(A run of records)
■ ■ ■

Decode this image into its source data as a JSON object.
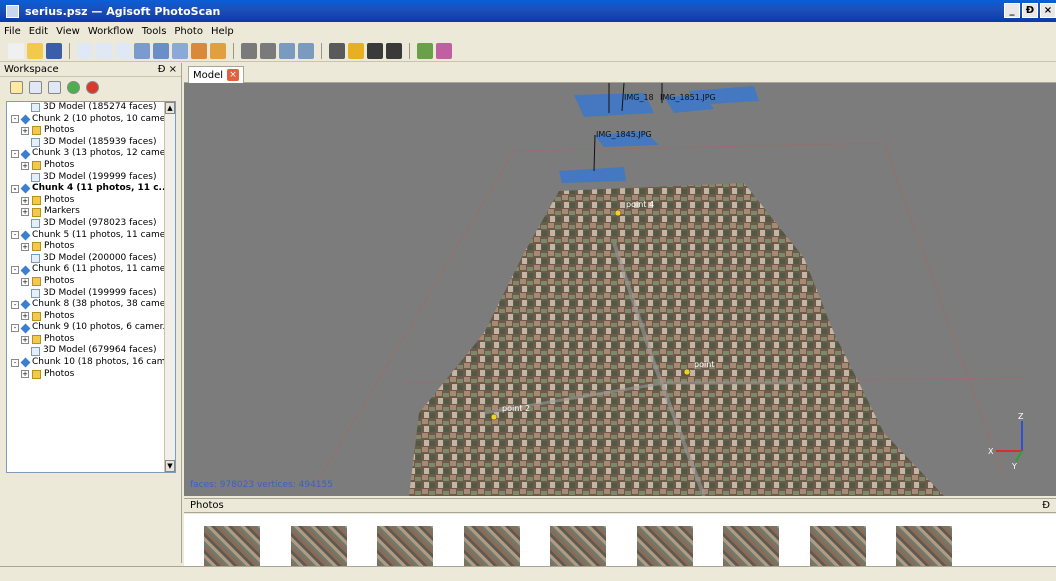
{
  "window": {
    "title": "serius.psz — Agisoft PhotoScan",
    "buttons": [
      "_",
      "Ɖ",
      "×"
    ]
  },
  "menu": [
    "File",
    "Edit",
    "View",
    "Workflow",
    "Tools",
    "Photo",
    "Help"
  ],
  "toolbar_icons": [
    "new-icon",
    "open-icon",
    "save-icon",
    "select-icon",
    "rect-select-icon",
    "circle-select-icon",
    "move-icon",
    "rotate-icon",
    "zoom-icon",
    "region-icon",
    "ruler-icon",
    "delete-icon",
    "crop-icon",
    "undo-icon",
    "redo-icon",
    "points-icon",
    "solid-icon",
    "textured-icon",
    "wireframe-icon",
    "camera-icon",
    "markers-icon"
  ],
  "workspace": {
    "title": "Workspace",
    "pin": "Ɖ ×",
    "tree": [
      {
        "label": "3D Model (185274 faces)",
        "kind": "model",
        "indent": 2,
        "exp": ""
      },
      {
        "label": "Chunk 2 (10 photos, 10 came...",
        "kind": "chunk",
        "indent": 0,
        "exp": "-"
      },
      {
        "label": "Photos",
        "kind": "folder",
        "indent": 1,
        "exp": "+"
      },
      {
        "label": "3D Model (185939 faces)",
        "kind": "model",
        "indent": 2,
        "exp": ""
      },
      {
        "label": "Chunk 3 (13 photos, 12 came...",
        "kind": "chunk",
        "indent": 0,
        "exp": "-"
      },
      {
        "label": "Photos",
        "kind": "folder",
        "indent": 1,
        "exp": "+"
      },
      {
        "label": "3D Model (199999 faces)",
        "kind": "model",
        "indent": 2,
        "exp": ""
      },
      {
        "label": "Chunk 4 (11 photos, 11 c...",
        "kind": "chunk",
        "indent": 0,
        "exp": "-",
        "bold": true
      },
      {
        "label": "Photos",
        "kind": "folder",
        "indent": 1,
        "exp": "+"
      },
      {
        "label": "Markers",
        "kind": "folder",
        "indent": 1,
        "exp": "+"
      },
      {
        "label": "3D Model (978023 faces)",
        "kind": "model",
        "indent": 2,
        "exp": ""
      },
      {
        "label": "Chunk 5 (11 photos, 11 came...",
        "kind": "chunk",
        "indent": 0,
        "exp": "-"
      },
      {
        "label": "Photos",
        "kind": "folder",
        "indent": 1,
        "exp": "+"
      },
      {
        "label": "3D Model (200000 faces)",
        "kind": "model",
        "indent": 2,
        "exp": ""
      },
      {
        "label": "Chunk 6 (11 photos, 11 came...",
        "kind": "chunk",
        "indent": 0,
        "exp": "-"
      },
      {
        "label": "Photos",
        "kind": "folder",
        "indent": 1,
        "exp": "+"
      },
      {
        "label": "3D Model (199999 faces)",
        "kind": "model",
        "indent": 2,
        "exp": ""
      },
      {
        "label": "Chunk 8 (38 photos, 38 came...",
        "kind": "chunk",
        "indent": 0,
        "exp": "-"
      },
      {
        "label": "Photos",
        "kind": "folder",
        "indent": 1,
        "exp": "+"
      },
      {
        "label": "Chunk 9 (10 photos, 6 camer...",
        "kind": "chunk",
        "indent": 0,
        "exp": "-"
      },
      {
        "label": "Photos",
        "kind": "folder",
        "indent": 1,
        "exp": "+"
      },
      {
        "label": "3D Model (679964 faces)",
        "kind": "model",
        "indent": 2,
        "exp": ""
      },
      {
        "label": "Chunk 10 (18 photos, 16 cam...",
        "kind": "chunk",
        "indent": 0,
        "exp": "-"
      },
      {
        "label": "Photos",
        "kind": "folder",
        "indent": 1,
        "exp": "+"
      }
    ]
  },
  "model_tab": {
    "label": "Model",
    "close": "×"
  },
  "viewport": {
    "stats": "faces: 978023 vertices: 494155",
    "camera_labels": [
      "IMG_1845.JPG",
      "IMG_18",
      "IMG_1851.JPG"
    ],
    "markers": [
      "point 4",
      "point",
      "point 2"
    ],
    "axes": [
      "Z",
      "X",
      "Y"
    ]
  },
  "photos_panel": {
    "title": "Photos",
    "pin": "Ɖ",
    "thumb_count": 9
  }
}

■ ■ ■

## [PROBLEM TO SOLVE]
Gather all lines with the string "select" from the data.

## [WRITTEN RESPONSE]
    "select-icon",
    "rect-select-icon",
    "circle-select-icon",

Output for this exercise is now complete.